EXERCISE |
Rewrite the data starting at the line containing "chart-title: EBITDA2) xyxy=(250,36,374,70)" and ending at the line containing "x-tick-label: Q1 2022 xyxy=(554,324,644,350)", switching "bar" to "column" and leaving everything else as it is.

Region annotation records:
>>

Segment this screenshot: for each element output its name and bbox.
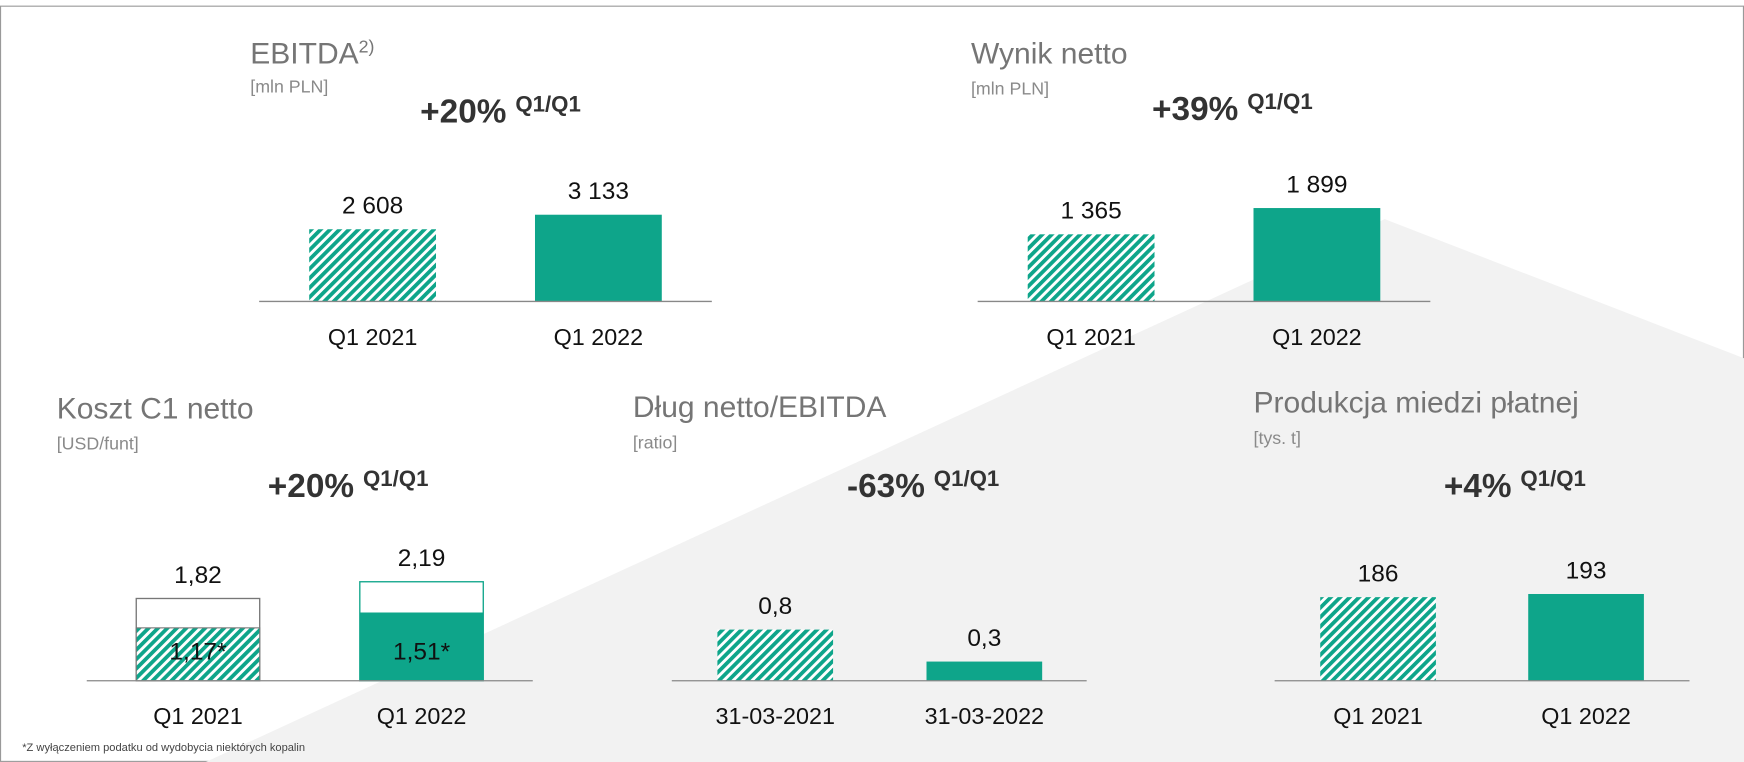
chart-title: EBITDA2) xyxy=(250,36,374,70)
change-value: -63% xyxy=(847,468,925,505)
change-value: +4% xyxy=(1444,468,1512,505)
x-tick-label: Q1 2021 xyxy=(328,324,418,350)
change: -63% Q1/Q1 xyxy=(847,466,999,505)
title-text: EBITDA xyxy=(250,37,358,70)
x-tick-label: 31-03-2021 xyxy=(716,703,835,729)
x-tick-label: Q1 2021 xyxy=(1333,703,1423,729)
value-label: 186 xyxy=(1358,561,1399,588)
x-tick-label: Q1 2021 xyxy=(153,703,243,729)
change-period: Q1/Q1 xyxy=(363,466,429,491)
title-text: Dług netto/EBITDA xyxy=(633,391,887,424)
value-label: 1,82 xyxy=(174,562,222,589)
value-label: 0,3 xyxy=(967,625,1001,652)
bar xyxy=(1528,593,1644,681)
unit: [mln PLN] xyxy=(250,76,328,96)
value-label: 3 133 xyxy=(568,178,629,205)
bar xyxy=(1027,234,1155,302)
x-tick-label: Q1 2022 xyxy=(554,324,644,350)
x-tick-label: Q1 2022 xyxy=(1272,324,1362,350)
title-sup: 2) xyxy=(359,36,375,56)
change-value: +39% xyxy=(1152,91,1238,128)
inner-label: 1,17* xyxy=(169,639,227,666)
bar xyxy=(717,629,834,681)
bar xyxy=(309,229,436,302)
change-period: Q1/Q1 xyxy=(1520,466,1585,491)
change: +39% Q1/Q1 xyxy=(1152,89,1313,128)
value-label: 193 xyxy=(1566,557,1607,584)
x-tick-label: Q1 2021 xyxy=(1046,324,1136,350)
footnote: *Z wyłączeniem podatku od wydobycia niek… xyxy=(22,742,305,754)
unit: [USD/funt] xyxy=(57,433,139,453)
unit: [ratio] xyxy=(633,432,677,452)
chart-title: Produkcja miedzi płatnej xyxy=(1254,387,1579,420)
unit: [tys. t] xyxy=(1254,428,1301,448)
change-period: Q1/Q1 xyxy=(934,466,1000,491)
change-value: +20% xyxy=(420,93,506,130)
chart-title: Wynik netto xyxy=(971,37,1128,70)
value-label: 0,8 xyxy=(758,593,792,620)
title-text: Wynik netto xyxy=(971,37,1128,70)
change-period: Q1/Q1 xyxy=(515,91,581,116)
inner-label: 1,51* xyxy=(393,639,451,666)
bar xyxy=(534,214,662,302)
change-value: +20% xyxy=(268,468,354,505)
x-tick-label: Q1 2022 xyxy=(1541,703,1631,729)
chart-title: Dług netto/EBITDA xyxy=(633,391,887,424)
value-label: 2,19 xyxy=(398,545,446,572)
change: +4% Q1/Q1 xyxy=(1444,466,1586,505)
value-label: 2 608 xyxy=(342,193,403,220)
title-text: Produkcja miedzi płatnej xyxy=(1254,387,1579,420)
bar xyxy=(1320,597,1436,681)
unit: [mln PLN] xyxy=(971,79,1049,99)
bar xyxy=(1253,208,1381,302)
change: +20% Q1/Q1 xyxy=(420,91,581,130)
bar-inner xyxy=(359,612,484,681)
value-label: 1 365 xyxy=(1061,198,1122,225)
x-tick-label: 31-03-2022 xyxy=(925,703,1044,729)
bar xyxy=(926,661,1043,681)
change-period: Q1/Q1 xyxy=(1247,89,1312,114)
x-tick-label: Q1 2022 xyxy=(377,703,467,729)
chart-title: Koszt C1 netto xyxy=(57,392,254,425)
value-label: 1 899 xyxy=(1286,171,1347,198)
change: +20% Q1/Q1 xyxy=(268,466,429,505)
title-text: Koszt C1 netto xyxy=(57,392,254,425)
bar-inner xyxy=(135,627,261,682)
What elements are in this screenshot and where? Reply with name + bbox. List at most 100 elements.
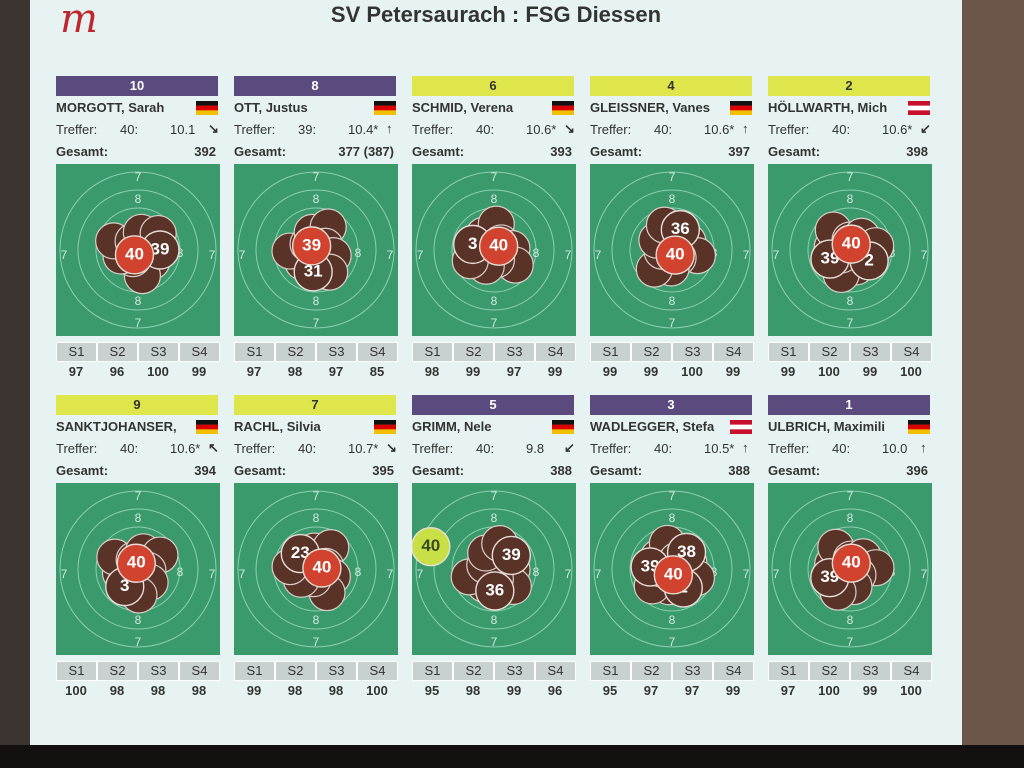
total-label: Gesamt:: [590, 144, 643, 159]
flag-stripe: [908, 105, 930, 111]
total-label: Gesamt:: [234, 463, 287, 478]
series-header: S2: [453, 661, 494, 681]
series-value: 96: [547, 683, 563, 698]
hits-label: Treffer:: [412, 441, 454, 456]
series-header: S3: [850, 661, 891, 681]
last-shot: 10.1: [170, 122, 196, 137]
flag-stripe: [552, 429, 574, 434]
flag-stripe: [552, 101, 574, 106]
ring-label: 7: [387, 567, 394, 581]
total-value: 388: [728, 463, 750, 478]
hits-value: 40:: [120, 122, 139, 137]
flag-stripe: [730, 424, 752, 430]
series-header: S2: [809, 661, 850, 681]
ring-label: 7: [847, 170, 854, 184]
hits-value: 40:: [654, 441, 673, 456]
flag: [196, 420, 218, 434]
total-label: Gesamt:: [768, 463, 821, 478]
last-shot: 10.5*: [704, 441, 735, 456]
series-header: S3: [494, 661, 535, 681]
flag-stripe: [552, 420, 574, 425]
shot-label: 3: [120, 576, 129, 595]
series-value: 97: [506, 364, 522, 379]
ring-label: 8: [313, 294, 320, 308]
series-value: 98: [287, 364, 303, 379]
hits-label: Treffer:: [412, 122, 454, 137]
shot-label: 39: [502, 545, 521, 564]
series-header: S1: [56, 342, 97, 362]
total-label: Gesamt:: [412, 144, 465, 159]
ring-label: 7: [565, 248, 572, 262]
flag-stripe: [908, 420, 930, 425]
series-header: S2: [631, 661, 672, 681]
ring-label: 7: [239, 248, 246, 262]
flag-stripe: [730, 429, 752, 434]
shot-direction: ↘: [208, 121, 219, 136]
hits-label: Treffer:: [768, 441, 810, 456]
ring: [771, 490, 929, 648]
flag-stripe: [196, 105, 218, 111]
shot-label: 36: [485, 580, 504, 599]
series-value: 95: [602, 683, 618, 698]
ring-label: 7: [135, 170, 142, 184]
ring: [611, 189, 733, 311]
ring: [433, 189, 555, 311]
shooter-card: 6 SCHMID, Verena Treffer: 40: 10.6* ↘ Gesamt: 3…: [408, 76, 578, 381]
flag: [908, 101, 930, 115]
shooter-name: MORGOTT, Sarah: [56, 100, 165, 115]
shooter-card: 1 ULBRICH, Maximili Treffer: 40: 10.0 ↑ Gesamt…: [764, 395, 934, 700]
series-value: 97: [684, 683, 700, 698]
series-value: 99: [465, 364, 481, 379]
last-shot: 10.6*: [704, 122, 735, 137]
total-value: 394: [194, 463, 216, 478]
shot-label: 40: [489, 236, 508, 255]
ring-label: 8: [847, 511, 854, 525]
ring-label: 8: [847, 613, 854, 627]
last-shot-marker: [116, 543, 156, 583]
flag-stripe: [552, 105, 574, 111]
series-value: 98: [465, 683, 481, 698]
ring: [59, 171, 217, 329]
flag-stripe: [196, 424, 218, 430]
shooter-name: SCHMID, Verena: [412, 100, 514, 115]
ring-label: 7: [847, 316, 854, 330]
total-label: Gesamt:: [412, 463, 465, 478]
rank-bar: 9: [56, 395, 218, 415]
flag-stripe: [730, 110, 752, 115]
series-value: 98: [191, 683, 207, 698]
ring-label: 7: [921, 567, 928, 581]
last-shot-marker: [302, 548, 342, 588]
series-header: S3: [850, 342, 891, 362]
series-value: 99: [725, 364, 741, 379]
series-value: 99: [862, 683, 878, 698]
series-header: S4: [713, 342, 754, 362]
total-value: 396: [906, 463, 928, 478]
ring: [789, 189, 911, 311]
ring-label: 8: [847, 192, 854, 206]
series-header: S4: [357, 342, 398, 362]
flag-stripe: [374, 101, 396, 106]
series-header: S1: [768, 342, 809, 362]
ring-label: 8: [669, 294, 676, 308]
series-header: S4: [891, 342, 932, 362]
ring-label: 7: [491, 635, 498, 649]
ring: [255, 508, 377, 630]
shot-label: 40: [125, 244, 144, 263]
ring: [237, 490, 395, 648]
last-shot: 10.6*: [882, 122, 913, 137]
shot-direction: ↑: [742, 121, 749, 136]
rank-bar: 3: [590, 395, 752, 415]
shot-label: 23: [291, 543, 310, 562]
series-value: 85: [369, 364, 385, 379]
flag-stripe: [374, 429, 396, 434]
flag-stripe: [552, 110, 574, 115]
rank-bar: 8: [234, 76, 396, 96]
ring-label: 7: [209, 567, 216, 581]
ring-label: 8: [135, 294, 142, 308]
series-value: 98: [287, 683, 303, 698]
flag-stripe: [374, 420, 396, 425]
ring-label: 7: [61, 248, 68, 262]
flag: [374, 101, 396, 115]
audience: [0, 745, 1024, 768]
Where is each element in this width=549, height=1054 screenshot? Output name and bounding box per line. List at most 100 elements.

<<

RESPONSE TO THE EXERCISE |
chart-title: EBITDA2) xyxy=(250,36,374,70)
change-value: -63% xyxy=(847,468,925,505)
change-value: +4% xyxy=(1444,468,1512,505)
x-tick-label: Q1 2021 xyxy=(328,324,418,350)
change: -63% Q1/Q1 xyxy=(847,466,999,505)
title-text: EBITDA xyxy=(250,37,358,70)
x-tick-label: 31-03-2021 xyxy=(716,703,835,729)
x-tick-label: Q1 2021 xyxy=(1333,703,1423,729)
value-label: 186 xyxy=(1358,561,1399,588)
x-tick-label: Q1 2021 xyxy=(153,703,243,729)
change-period: Q1/Q1 xyxy=(363,466,429,491)
title-text: Dług netto/EBITDA xyxy=(633,391,887,424)
value-label: 1,82 xyxy=(174,562,222,589)
value-label: 0,3 xyxy=(967,625,1001,652)
column xyxy=(1528,593,1644,681)
unit: [mln PLN] xyxy=(250,76,328,96)
value-label: 3 133 xyxy=(568,178,629,205)
column xyxy=(1027,234,1155,302)
x-tick-label: Q1 2022 xyxy=(554,324,644,350)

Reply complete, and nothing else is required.